§ **Extrait fourni**
************
En France, les résultats de sondages d’opinion indiquent régulièrement que deux personnes sur trois s’identifient spontanément aux classes moyennes. Le résultat, toujours actuel, confirme ce que Valéry Giscard d’Estaing résumait dans le titre d’un de ses ouvrages : « deux Français sur trois ».
Cette forte identification française aux classes moyennes est certainement à relativiser dans la mesure où le sentiment d’appartenance à des classes sociales diminue. La moitié seulement des personnes vivant en France estiment appartenir à une classe sociale, la propension étant plus élevée d’ailleurs pour les cadres que chez les ouvriers.[1]
Ce niveau élevé d’adhésion spontanée à l’idée d’appartenir aux classes moyennes s’explique en partie par la sous-déclaration des individus appartenant aux catégories les moins bien loties, qui préfèrent l’image valorisante des classes moyennes à celle plus ternie attachée aux classes défavorisées. Les déclarations des groupes les plus favorisés sont victimes d’un biais symétrique. Peu conscients de leur aisance, ceux-ci se considèrent en grande majorité comme faisant partie des classes moyennes.
************
§ **Listes de coordonnées des boîtes**
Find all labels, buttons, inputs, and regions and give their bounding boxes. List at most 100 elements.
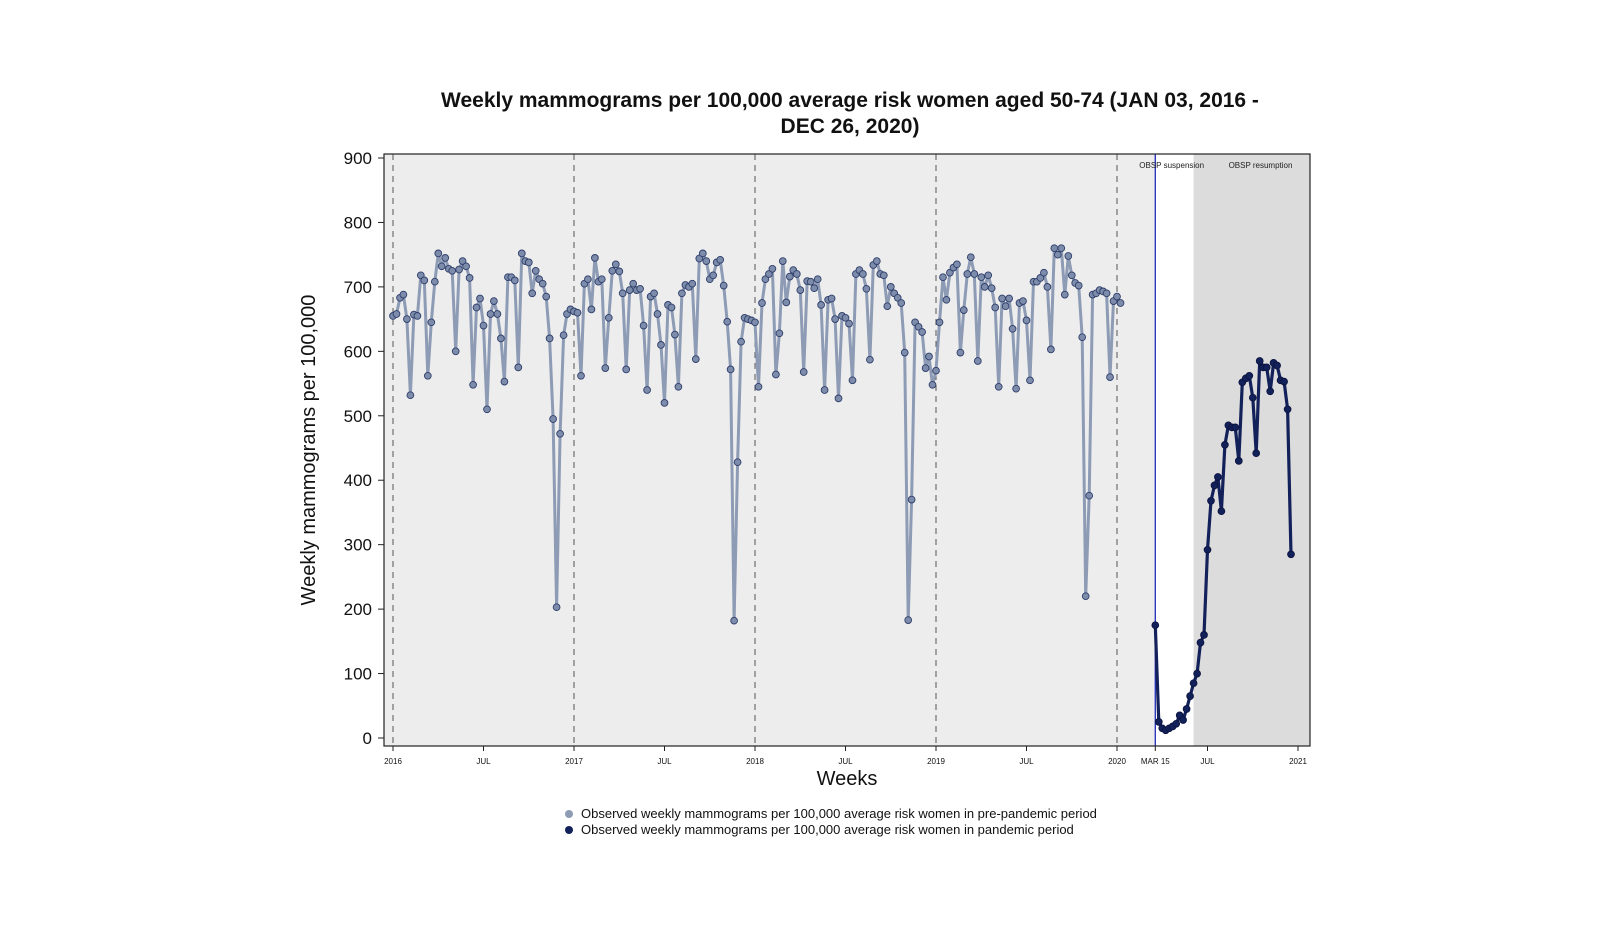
data-point-pre-pandemic: [994, 382, 1003, 391]
data-point-pre-pandemic: [778, 257, 787, 265]
data-point-pre-pandemic: [698, 249, 707, 258]
data-point-pre-pandemic: [935, 318, 944, 327]
legend-marker-pandemic: [565, 826, 573, 834]
data-point-pre-pandemic: [806, 277, 815, 286]
data-point-pandemic: [1189, 679, 1198, 688]
data-point-pandemic: [1210, 481, 1219, 490]
data-point-pre-pandemic: [831, 315, 839, 323]
data-point-pandemic: [1255, 357, 1264, 365]
data-point-pandemic: [1151, 621, 1160, 630]
data-point-pre-pandemic: [810, 284, 819, 293]
data-point-pre-pandemic: [733, 458, 742, 467]
data-point-pre-pandemic: [462, 262, 470, 271]
data-point-pre-pandemic: [848, 376, 857, 385]
data-point-pre-pandemic: [1001, 302, 1010, 311]
data-point-pandemic: [1262, 363, 1271, 372]
data-point-pre-pandemic: [472, 303, 481, 312]
data-point-pandemic: [1266, 387, 1275, 396]
data-point-pre-pandemic: [552, 603, 561, 612]
data-point-pre-pandemic: [726, 365, 735, 374]
data-point-pre-pandemic: [601, 364, 610, 372]
data-point-pre-pandemic: [674, 382, 683, 391]
data-point-pandemic: [1200, 631, 1208, 639]
x-axis-label: Weeks: [817, 768, 878, 790]
data-point-pre-pandemic: [939, 273, 947, 282]
data-point-pandemic: [1248, 393, 1257, 402]
data-point-pre-pandemic: [925, 352, 933, 361]
x-tick-label: JUL: [476, 757, 491, 766]
data-point-pre-pandemic: [928, 380, 937, 389]
annotation-obsp-resumption: OBSP resumption: [1229, 161, 1293, 170]
data-point-pre-pandemic: [845, 319, 853, 328]
data-point-pre-pandemic: [897, 299, 906, 307]
data-point-pre-pandemic: [1106, 373, 1114, 381]
chart-title-line-1: Weekly mammograms per 100,000 average ri…: [441, 89, 1259, 112]
data-point-pre-pandemic: [618, 289, 627, 298]
chart-title: Weekly mammograms per 100,000 average ri…: [380, 88, 1320, 140]
data-point-pre-pandemic: [841, 313, 850, 322]
data-point-pandemic: [1179, 716, 1187, 724]
data-point-pre-pandemic: [688, 279, 697, 288]
data-point-pre-pandemic: [591, 254, 599, 262]
data-point-pre-pandemic: [859, 270, 867, 278]
data-point-pre-pandemic: [918, 328, 926, 336]
data-point-pre-pandemic: [549, 415, 557, 423]
data-point-pre-pandemic: [785, 272, 794, 281]
data-point-pre-pandemic: [719, 281, 728, 290]
data-point-pre-pandemic: [751, 318, 759, 327]
y-tick-label: 600: [344, 342, 372, 361]
x-tick-label: JUL: [838, 757, 853, 766]
data-point-pre-pandemic: [1113, 292, 1121, 301]
data-point-pre-pandemic: [984, 271, 993, 280]
data-point-pre-pandemic: [427, 318, 436, 327]
data-point-pre-pandemic: [1050, 244, 1059, 253]
data-point-pandemic: [1172, 719, 1181, 728]
data-point-pandemic: [1182, 705, 1191, 713]
data-point-pre-pandemic: [893, 293, 902, 302]
data-point-pre-pandemic: [556, 429, 564, 438]
data-point-pre-pandemic: [932, 366, 940, 375]
data-point-pre-pandemic: [886, 283, 895, 291]
plot-shading: [384, 154, 1310, 746]
legend-marker-pre-pandemic: [565, 810, 573, 818]
data-point-pre-pandemic: [834, 394, 843, 403]
legend: Observed weekly mammograms per 100,000 a…: [565, 806, 1097, 838]
data-point-pandemic: [1273, 361, 1281, 370]
data-point-pre-pandemic: [476, 294, 484, 303]
data-point-pre-pandemic: [483, 405, 491, 414]
y-tick-label: 300: [344, 536, 372, 555]
data-point-pre-pandemic: [622, 365, 631, 374]
data-point-pre-pandemic: [883, 302, 892, 311]
data-point-pre-pandemic: [904, 616, 913, 624]
data-point-pre-pandemic: [716, 255, 725, 264]
data-point-pre-pandemic: [991, 303, 1000, 312]
data-series: [389, 244, 1295, 735]
x-tick-label: 2017: [565, 757, 583, 766]
data-point-pre-pandemic: [671, 330, 679, 339]
data-point-pre-pandemic: [817, 301, 825, 309]
data-point-pre-pandemic: [953, 260, 961, 269]
data-point-pre-pandemic: [796, 286, 805, 294]
x-tick-label: MAR 15: [1141, 757, 1170, 766]
data-point-pre-pandemic: [423, 371, 432, 380]
data-point-pre-pandemic: [604, 313, 613, 322]
x-tick-label: JUL: [1019, 757, 1034, 766]
data-point-pre-pandemic: [441, 254, 450, 262]
y-axis-label: Weekly mammograms per 100,000: [298, 295, 320, 606]
data-point-pre-pandemic: [510, 276, 519, 285]
chart-title-line-2: DEC 26, 2020): [780, 115, 920, 138]
suspension-region: [1155, 154, 1194, 746]
x-tick-label: JUL: [1200, 757, 1215, 766]
y-tick-label: 100: [344, 665, 372, 684]
data-point-pre-pandemic: [963, 270, 972, 278]
legend-item-pre-pandemic: Observed weekly mammograms per 100,000 a…: [565, 806, 1097, 822]
data-point-pre-pandemic: [611, 260, 620, 269]
data-point-pandemic: [1154, 718, 1163, 726]
data-point-pre-pandemic: [799, 368, 808, 376]
data-point-pre-pandemic: [490, 297, 498, 305]
data-point-pre-pandemic: [545, 334, 554, 343]
data-point-pre-pandemic: [1040, 268, 1048, 277]
legend-item-pandemic: Observed weekly mammograms per 100,000 a…: [565, 822, 1097, 838]
y-tick-label: 400: [344, 471, 372, 490]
************
§ **Consigne**
Renvoyez, dans l'extrait sur les classes moyennes, tout ce qui va de « Cette forte identification » jusqu'à « des classes moyennes. ». Le listing qui précède n'est pas utile pour ce travail.

§ **Réponse attendue**
Cette forte identification française aux classes moyennes est certainement à relativiser dans la mesure où le sentiment d’appartenance à des classes sociales diminue. La moitié seulement des personnes vivant en France estiment appartenir à une classe sociale, la propension étant plus élevée d’ailleurs pour les cadres que chez les ouvriers.[1]
Ce niveau élevé d’adhésion spontanée à l’idée d’appartenir aux classes moyennes s’explique en partie par la sous-déclaration des individus appartenant aux catégories les moins bien loties, qui préfèrent l’image valorisante des classes moyennes à celle plus ternie attachée aux classes défavorisées. Les déclarations des groupes les plus favorisés sont victimes d’un biais symétrique. Peu conscients de leur aisance, ceux-ci se considèrent en grande majorité comme faisant partie des classes moyennes.